:: Exercise prompt ::
Copy, from the entries below, each line in which the string "this" appears.

:: Exercise material ::
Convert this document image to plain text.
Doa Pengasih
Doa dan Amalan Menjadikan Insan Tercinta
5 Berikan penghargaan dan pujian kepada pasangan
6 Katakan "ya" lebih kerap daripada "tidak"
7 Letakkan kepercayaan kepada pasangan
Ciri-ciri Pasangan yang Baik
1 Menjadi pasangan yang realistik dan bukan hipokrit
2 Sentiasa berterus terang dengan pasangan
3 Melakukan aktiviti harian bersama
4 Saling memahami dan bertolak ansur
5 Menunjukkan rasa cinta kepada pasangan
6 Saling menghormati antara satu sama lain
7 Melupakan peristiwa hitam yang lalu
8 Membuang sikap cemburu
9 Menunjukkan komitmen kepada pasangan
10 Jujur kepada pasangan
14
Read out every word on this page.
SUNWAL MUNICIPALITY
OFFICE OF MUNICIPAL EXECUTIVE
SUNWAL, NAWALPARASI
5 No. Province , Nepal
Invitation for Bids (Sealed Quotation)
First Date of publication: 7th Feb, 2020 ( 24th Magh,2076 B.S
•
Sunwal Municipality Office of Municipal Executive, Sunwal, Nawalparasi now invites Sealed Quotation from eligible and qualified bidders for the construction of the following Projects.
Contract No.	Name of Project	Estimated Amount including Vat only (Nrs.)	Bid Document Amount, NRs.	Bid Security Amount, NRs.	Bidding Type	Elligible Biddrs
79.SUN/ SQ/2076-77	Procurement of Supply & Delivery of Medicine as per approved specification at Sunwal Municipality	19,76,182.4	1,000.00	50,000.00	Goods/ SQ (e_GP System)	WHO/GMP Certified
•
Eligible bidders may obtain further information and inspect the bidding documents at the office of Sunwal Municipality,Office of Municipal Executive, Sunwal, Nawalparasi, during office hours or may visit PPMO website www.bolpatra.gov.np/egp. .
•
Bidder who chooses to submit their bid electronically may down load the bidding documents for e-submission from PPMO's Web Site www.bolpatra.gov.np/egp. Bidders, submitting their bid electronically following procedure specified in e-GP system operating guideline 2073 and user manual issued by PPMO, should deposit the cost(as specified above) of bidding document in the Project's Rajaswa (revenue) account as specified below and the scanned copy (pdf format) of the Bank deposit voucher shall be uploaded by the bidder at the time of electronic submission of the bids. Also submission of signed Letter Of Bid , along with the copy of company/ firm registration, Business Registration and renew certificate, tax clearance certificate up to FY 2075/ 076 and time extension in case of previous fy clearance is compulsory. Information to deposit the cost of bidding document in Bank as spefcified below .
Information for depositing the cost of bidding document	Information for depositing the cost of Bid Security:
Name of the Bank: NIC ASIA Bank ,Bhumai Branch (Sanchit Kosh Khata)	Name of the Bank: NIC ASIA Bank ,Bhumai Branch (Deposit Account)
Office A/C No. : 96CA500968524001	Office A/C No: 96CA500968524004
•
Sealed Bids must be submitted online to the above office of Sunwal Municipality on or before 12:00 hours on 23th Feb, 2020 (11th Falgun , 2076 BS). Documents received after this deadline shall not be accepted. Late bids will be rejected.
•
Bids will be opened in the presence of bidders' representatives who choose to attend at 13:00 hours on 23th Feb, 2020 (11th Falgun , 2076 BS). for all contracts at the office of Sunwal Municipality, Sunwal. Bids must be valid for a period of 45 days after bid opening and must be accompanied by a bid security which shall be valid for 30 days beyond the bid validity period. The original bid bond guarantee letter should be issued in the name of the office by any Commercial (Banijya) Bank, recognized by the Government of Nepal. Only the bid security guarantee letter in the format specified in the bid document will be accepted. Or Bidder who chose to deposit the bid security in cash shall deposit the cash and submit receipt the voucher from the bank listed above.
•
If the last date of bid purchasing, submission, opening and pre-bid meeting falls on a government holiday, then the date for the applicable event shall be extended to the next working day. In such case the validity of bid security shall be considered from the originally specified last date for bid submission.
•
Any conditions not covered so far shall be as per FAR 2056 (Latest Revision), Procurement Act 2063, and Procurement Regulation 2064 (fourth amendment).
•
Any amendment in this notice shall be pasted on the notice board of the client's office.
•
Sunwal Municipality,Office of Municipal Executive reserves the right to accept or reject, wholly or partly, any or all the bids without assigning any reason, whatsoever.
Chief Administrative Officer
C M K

:: Final answer ::
Convert this document image to plain text.
Read out every word on this page.
Sealed Bids must be submitted online to the above office of Sunwal Municipality on or before 12:00 hours on 23th Feb, 2020 (11th Falgun , 2076 BS). Documents received after this deadline shall not be accepted. Late bids will be rejected.
Any amendment in this notice shall be pasted on the notice board of the client's office.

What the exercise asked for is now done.